_Prompt_: Please copy out the records word for word, from their first line through the line containing "1265, 895, 1330]", with both of those lines included.
:: Data supplied ::
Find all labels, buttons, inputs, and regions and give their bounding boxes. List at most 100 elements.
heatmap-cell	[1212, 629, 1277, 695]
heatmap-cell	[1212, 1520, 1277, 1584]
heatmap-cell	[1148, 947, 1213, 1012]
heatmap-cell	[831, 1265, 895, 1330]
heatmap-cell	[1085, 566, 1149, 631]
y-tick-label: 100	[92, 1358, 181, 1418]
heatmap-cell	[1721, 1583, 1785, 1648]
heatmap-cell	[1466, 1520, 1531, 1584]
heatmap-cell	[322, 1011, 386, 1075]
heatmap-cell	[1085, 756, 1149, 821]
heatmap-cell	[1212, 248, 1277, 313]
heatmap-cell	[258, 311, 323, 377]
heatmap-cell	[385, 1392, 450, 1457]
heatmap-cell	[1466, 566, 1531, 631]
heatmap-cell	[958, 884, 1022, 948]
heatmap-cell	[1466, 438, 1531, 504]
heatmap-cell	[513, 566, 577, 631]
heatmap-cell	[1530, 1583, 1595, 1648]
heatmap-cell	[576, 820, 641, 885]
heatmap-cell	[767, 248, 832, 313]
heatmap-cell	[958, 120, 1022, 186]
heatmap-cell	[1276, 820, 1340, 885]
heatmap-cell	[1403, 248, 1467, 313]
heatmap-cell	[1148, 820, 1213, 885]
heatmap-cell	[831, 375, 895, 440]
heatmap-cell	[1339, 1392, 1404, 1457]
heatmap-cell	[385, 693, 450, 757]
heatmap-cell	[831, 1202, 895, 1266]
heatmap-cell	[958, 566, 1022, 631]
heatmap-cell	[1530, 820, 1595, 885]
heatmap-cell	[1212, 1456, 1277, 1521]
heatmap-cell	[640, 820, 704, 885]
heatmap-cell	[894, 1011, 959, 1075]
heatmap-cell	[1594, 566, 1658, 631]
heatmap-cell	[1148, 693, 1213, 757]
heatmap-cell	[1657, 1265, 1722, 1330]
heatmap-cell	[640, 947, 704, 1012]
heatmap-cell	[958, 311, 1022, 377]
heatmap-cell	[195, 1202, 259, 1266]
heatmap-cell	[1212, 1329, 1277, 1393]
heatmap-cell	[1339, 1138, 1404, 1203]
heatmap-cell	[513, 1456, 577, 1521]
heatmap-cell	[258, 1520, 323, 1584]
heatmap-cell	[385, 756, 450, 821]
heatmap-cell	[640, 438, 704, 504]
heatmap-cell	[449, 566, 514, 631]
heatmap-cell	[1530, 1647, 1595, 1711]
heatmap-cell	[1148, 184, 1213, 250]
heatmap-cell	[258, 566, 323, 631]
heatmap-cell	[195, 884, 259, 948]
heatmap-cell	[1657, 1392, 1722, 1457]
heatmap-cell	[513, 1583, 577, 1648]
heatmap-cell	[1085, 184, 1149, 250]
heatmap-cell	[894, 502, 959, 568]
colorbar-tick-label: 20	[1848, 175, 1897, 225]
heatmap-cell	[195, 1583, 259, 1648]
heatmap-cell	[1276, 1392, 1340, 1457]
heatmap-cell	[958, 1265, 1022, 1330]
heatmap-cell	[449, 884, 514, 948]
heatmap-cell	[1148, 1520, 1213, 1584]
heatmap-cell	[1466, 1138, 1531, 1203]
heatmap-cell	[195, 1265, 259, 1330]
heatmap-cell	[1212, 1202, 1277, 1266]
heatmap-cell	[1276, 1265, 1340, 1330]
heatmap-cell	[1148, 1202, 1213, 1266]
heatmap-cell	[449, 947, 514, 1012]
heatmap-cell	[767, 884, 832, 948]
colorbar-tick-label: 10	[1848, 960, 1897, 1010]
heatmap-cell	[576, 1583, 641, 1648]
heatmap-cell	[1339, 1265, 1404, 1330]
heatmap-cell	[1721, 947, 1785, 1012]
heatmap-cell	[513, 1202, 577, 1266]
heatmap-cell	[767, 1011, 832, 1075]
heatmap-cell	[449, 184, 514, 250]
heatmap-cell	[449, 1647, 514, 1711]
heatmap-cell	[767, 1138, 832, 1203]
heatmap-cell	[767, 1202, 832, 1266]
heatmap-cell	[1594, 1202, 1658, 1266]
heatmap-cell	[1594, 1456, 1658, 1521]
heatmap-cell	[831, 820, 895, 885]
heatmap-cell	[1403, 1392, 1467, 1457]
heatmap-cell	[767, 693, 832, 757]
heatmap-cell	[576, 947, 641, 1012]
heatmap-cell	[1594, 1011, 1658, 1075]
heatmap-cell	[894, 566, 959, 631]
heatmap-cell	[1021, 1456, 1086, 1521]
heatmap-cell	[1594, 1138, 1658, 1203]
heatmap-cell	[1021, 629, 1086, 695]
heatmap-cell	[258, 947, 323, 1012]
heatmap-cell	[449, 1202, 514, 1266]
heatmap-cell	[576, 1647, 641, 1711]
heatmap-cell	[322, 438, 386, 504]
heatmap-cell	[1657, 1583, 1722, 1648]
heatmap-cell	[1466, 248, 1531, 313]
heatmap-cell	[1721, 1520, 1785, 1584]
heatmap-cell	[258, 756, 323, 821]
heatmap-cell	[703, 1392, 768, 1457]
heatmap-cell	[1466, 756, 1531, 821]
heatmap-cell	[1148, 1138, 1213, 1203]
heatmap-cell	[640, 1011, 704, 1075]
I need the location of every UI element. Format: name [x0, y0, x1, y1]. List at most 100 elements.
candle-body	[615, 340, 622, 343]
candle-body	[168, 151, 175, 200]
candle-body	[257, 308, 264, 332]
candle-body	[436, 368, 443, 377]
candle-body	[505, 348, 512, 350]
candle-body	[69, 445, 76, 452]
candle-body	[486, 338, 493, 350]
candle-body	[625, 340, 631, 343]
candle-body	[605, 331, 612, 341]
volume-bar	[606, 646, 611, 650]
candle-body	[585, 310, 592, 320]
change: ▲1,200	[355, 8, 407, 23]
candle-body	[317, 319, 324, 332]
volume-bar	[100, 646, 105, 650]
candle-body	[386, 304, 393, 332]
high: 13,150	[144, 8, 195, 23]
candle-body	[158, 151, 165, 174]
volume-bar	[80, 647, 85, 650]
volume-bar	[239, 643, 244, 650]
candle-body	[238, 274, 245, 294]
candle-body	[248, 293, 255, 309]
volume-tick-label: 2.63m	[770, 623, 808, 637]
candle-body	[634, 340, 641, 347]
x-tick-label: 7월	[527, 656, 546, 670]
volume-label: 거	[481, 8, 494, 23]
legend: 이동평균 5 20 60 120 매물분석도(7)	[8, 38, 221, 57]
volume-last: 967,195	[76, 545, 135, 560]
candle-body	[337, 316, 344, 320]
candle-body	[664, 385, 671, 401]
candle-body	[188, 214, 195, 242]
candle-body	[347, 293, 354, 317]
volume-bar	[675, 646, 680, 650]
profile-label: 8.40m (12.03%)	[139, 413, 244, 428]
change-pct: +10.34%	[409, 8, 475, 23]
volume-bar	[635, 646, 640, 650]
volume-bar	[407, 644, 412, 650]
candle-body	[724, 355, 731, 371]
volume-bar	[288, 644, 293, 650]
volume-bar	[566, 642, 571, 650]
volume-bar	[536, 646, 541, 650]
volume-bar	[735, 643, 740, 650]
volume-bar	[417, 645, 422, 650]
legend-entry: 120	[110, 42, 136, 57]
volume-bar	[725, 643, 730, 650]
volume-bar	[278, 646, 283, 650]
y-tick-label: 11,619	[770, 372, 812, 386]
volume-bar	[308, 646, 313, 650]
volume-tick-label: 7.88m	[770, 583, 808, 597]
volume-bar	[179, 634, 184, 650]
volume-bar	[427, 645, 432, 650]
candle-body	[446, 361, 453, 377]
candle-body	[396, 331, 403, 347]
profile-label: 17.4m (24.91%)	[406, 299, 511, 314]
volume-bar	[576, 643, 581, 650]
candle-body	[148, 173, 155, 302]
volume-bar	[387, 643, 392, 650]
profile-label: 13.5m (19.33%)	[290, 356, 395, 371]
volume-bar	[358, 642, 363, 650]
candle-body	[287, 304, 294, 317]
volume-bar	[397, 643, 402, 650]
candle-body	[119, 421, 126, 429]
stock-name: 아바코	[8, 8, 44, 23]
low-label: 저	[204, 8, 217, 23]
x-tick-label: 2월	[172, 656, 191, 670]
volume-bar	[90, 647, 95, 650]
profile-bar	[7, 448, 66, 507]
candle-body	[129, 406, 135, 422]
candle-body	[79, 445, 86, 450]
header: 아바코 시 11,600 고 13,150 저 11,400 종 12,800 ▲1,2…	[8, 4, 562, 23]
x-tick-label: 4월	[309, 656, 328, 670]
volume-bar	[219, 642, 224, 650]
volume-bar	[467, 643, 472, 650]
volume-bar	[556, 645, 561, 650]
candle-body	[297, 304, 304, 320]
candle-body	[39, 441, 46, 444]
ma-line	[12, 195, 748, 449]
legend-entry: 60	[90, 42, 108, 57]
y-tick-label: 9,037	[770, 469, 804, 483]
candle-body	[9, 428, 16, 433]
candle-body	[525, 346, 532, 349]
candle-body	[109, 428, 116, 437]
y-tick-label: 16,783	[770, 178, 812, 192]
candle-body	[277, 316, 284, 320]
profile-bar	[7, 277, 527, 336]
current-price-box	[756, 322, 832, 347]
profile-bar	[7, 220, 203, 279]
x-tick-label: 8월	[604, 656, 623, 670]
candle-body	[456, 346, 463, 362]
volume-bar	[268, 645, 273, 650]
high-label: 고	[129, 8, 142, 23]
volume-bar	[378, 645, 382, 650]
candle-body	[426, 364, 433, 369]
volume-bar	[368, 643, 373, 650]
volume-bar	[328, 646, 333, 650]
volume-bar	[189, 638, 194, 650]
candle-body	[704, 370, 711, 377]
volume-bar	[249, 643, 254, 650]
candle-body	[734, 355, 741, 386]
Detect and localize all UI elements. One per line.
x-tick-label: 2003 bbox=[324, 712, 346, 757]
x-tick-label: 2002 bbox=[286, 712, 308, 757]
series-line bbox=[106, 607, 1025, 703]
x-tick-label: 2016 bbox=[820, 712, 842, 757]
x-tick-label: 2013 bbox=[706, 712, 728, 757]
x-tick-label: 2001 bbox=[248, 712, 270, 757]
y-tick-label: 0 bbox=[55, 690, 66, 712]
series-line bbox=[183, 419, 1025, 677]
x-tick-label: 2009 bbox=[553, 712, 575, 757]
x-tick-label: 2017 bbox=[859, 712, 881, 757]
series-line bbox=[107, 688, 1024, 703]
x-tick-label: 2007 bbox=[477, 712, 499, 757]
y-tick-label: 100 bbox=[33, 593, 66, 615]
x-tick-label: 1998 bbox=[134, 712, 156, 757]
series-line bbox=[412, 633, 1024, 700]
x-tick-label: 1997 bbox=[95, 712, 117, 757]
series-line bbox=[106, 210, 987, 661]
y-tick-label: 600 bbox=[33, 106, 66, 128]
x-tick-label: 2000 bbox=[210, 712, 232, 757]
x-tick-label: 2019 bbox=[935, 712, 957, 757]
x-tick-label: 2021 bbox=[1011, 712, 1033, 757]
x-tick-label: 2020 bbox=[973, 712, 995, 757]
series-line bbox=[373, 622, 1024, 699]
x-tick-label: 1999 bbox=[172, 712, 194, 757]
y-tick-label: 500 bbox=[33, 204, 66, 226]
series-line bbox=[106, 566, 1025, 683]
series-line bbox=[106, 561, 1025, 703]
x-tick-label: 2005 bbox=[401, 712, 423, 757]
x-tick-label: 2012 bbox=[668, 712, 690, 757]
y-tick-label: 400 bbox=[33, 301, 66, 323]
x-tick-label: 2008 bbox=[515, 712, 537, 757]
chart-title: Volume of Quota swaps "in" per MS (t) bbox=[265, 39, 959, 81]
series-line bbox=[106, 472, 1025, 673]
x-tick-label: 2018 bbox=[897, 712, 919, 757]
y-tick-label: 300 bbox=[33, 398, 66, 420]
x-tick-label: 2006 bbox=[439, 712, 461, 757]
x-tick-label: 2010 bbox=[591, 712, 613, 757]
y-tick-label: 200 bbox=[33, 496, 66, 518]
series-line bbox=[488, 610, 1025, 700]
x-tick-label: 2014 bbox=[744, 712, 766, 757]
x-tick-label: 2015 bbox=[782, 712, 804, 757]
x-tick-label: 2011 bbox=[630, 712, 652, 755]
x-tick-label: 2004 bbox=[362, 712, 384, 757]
:::
_Result of this exercise_:
Find all labels, buttons, inputs, and regions and give their bounding boxes. List at most 100 elements.
heatmap-cell	[1212, 629, 1277, 695]
heatmap-cell	[1212, 1520, 1277, 1584]
heatmap-cell	[1148, 947, 1213, 1012]
heatmap-cell	[831, 1265, 895, 1330]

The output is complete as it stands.